━━ Data shown
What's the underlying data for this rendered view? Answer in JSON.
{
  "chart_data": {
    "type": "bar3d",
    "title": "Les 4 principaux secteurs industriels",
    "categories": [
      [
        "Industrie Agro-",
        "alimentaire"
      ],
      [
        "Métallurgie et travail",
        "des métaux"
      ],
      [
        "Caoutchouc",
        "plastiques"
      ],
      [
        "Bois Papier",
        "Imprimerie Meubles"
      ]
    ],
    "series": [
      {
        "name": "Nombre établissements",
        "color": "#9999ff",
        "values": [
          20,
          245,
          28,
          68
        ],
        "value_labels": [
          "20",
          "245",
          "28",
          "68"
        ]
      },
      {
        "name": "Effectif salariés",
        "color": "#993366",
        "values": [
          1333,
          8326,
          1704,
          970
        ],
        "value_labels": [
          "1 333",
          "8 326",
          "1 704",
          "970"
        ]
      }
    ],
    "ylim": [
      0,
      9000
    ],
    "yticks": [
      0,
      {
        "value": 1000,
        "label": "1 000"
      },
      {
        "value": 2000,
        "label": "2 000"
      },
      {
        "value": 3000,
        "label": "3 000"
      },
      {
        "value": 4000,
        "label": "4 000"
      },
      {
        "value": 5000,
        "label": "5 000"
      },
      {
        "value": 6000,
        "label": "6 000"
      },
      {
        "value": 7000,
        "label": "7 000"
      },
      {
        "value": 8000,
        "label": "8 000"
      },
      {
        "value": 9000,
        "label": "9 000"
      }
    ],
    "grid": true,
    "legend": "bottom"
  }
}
━━━━
[Exercise]:
Extract every line containing the string "name" from the material.

[In response]:
        "name": "Nombre établissements",
        "name": "Effectif salariés",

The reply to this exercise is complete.